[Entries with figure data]
........

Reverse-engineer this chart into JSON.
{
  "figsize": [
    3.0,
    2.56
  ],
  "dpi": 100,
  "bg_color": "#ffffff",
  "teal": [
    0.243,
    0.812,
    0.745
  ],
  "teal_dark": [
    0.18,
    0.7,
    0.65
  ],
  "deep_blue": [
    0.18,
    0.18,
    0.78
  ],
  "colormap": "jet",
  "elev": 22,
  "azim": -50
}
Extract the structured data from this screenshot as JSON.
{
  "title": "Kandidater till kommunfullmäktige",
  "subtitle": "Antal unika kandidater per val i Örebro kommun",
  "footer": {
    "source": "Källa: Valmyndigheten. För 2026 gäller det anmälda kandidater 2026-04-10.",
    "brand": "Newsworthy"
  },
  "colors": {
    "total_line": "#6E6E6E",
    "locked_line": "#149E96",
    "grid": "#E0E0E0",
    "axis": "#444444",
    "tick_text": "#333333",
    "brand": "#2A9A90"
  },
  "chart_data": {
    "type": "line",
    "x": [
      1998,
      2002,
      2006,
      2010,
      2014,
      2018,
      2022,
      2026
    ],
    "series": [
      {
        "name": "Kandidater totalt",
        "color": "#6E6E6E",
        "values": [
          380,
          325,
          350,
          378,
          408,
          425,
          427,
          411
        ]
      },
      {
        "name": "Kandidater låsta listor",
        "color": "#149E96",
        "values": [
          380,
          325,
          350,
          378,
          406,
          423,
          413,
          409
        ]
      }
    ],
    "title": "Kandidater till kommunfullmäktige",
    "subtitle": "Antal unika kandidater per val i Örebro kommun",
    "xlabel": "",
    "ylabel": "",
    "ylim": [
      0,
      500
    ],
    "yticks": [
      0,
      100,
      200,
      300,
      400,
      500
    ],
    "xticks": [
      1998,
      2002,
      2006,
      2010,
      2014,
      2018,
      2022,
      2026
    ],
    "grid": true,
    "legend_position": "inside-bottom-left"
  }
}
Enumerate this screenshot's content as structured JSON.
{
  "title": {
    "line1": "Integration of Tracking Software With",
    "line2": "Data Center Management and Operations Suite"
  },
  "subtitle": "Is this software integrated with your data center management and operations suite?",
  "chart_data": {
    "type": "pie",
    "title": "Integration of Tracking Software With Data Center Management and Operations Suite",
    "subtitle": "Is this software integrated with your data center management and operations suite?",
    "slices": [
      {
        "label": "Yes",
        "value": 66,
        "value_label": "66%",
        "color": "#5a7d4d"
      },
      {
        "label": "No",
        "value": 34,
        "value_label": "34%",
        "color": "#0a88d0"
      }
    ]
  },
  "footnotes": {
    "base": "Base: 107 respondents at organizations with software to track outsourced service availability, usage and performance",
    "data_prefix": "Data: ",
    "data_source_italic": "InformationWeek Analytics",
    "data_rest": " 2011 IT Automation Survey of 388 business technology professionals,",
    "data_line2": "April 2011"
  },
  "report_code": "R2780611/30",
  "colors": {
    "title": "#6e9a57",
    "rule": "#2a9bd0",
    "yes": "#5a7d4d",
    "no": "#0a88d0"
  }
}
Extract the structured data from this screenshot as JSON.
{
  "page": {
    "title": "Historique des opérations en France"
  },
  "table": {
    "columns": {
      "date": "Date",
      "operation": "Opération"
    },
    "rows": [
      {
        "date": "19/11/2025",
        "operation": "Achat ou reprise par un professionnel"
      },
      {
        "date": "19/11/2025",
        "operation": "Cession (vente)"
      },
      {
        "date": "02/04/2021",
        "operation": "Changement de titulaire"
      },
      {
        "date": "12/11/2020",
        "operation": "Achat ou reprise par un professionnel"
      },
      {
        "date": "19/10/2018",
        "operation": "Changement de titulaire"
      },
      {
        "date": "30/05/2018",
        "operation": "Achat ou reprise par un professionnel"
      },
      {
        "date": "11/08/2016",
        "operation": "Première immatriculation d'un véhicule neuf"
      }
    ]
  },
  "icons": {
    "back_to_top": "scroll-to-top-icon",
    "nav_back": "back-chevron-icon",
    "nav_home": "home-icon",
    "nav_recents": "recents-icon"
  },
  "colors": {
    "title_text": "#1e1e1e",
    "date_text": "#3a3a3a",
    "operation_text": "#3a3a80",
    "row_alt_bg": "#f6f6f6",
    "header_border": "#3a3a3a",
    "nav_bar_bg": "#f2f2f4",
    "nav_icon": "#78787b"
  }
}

........

> **Problem requirements**
Copy out each line of the data containing the string "subtitle".

> **Completed task**
  "subtitle": "Antal unika kandidater per val i Örebro kommun",
    "subtitle": "Antal unika kandidater per val i Örebro kommun",
  "subtitle": "Is this software integrated with your data center management and operations suite?",
    "subtitle": "Is this software integrated with your data center management and operations suite?",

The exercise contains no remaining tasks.